→ **EXERCISE**
Reproduce the whole listing, character for character.
[start DATA SECTION]
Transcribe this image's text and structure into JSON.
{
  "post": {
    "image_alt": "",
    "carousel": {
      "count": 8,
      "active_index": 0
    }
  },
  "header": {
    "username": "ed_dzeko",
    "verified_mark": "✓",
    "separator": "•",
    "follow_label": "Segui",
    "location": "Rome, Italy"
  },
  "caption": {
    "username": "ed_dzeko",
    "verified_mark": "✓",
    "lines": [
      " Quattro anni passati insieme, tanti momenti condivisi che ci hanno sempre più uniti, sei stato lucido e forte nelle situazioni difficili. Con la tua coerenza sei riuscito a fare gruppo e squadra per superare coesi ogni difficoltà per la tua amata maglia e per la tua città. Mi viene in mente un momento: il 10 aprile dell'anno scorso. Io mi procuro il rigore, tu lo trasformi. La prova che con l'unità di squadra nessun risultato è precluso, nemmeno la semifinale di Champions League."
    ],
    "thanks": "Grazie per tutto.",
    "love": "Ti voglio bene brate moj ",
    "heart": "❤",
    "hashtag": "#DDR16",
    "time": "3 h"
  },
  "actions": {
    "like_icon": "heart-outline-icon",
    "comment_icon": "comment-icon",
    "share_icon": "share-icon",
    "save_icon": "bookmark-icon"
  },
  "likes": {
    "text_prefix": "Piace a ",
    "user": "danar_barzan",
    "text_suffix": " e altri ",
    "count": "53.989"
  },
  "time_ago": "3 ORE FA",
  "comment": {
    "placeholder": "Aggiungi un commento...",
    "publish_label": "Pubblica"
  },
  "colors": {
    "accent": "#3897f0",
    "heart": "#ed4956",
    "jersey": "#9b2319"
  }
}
[end DATA SECTION]
→ **RESULT FOR THIS EXERCISE**
Transcribe this image's text and structure into JSON.
{
  "post": {
    "image_alt": "",
    "carousel": {
      "count": 8,
      "active_index": 0
    }
  },
  "header": {
    "username": "ed_dzeko",
    "verified_mark": "✓",
    "separator": "•",
    "follow_label": "Segui",
    "location": "Rome, Italy"
  },
  "caption": {
    "username": "ed_dzeko",
    "verified_mark": "✓",
    "lines": [
      " Quattro anni passati insieme, tanti momenti condivisi che ci hanno sempre più uniti, sei stato lucido e forte nelle situazioni difficili. Con la tua coerenza sei riuscito a fare gruppo e squadra per superare coesi ogni difficoltà per la tua amata maglia e per la tua città. Mi viene in mente un momento: il 10 aprile dell'anno scorso. Io mi procuro il rigore, tu lo trasformi. La prova che con l'unità di squadra nessun risultato è precluso, nemmeno la semifinale di Champions League."
    ],
    "thanks": "Grazie per tutto.",
    "love": "Ti voglio bene brate moj ",
    "heart": "❤",
    "hashtag": "#DDR16",
    "time": "3 h"
  },
  "actions": {
    "like_icon": "heart-outline-icon",
    "comment_icon": "comment-icon",
    "share_icon": "share-icon",
    "save_icon": "bookmark-icon"
  },
  "likes": {
    "text_prefix": "Piace a ",
    "user": "danar_barzan",
    "text_suffix": " e altri ",
    "count": "53.989"
  },
  "time_ago": "3 ORE FA",
  "comment": {
    "placeholder": "Aggiungi un commento...",
    "publish_label": "Pubblica"
  },
  "colors": {
    "accent": "#3897f0",
    "heart": "#ed4956",
    "jersey": "#9b2319"
  }
}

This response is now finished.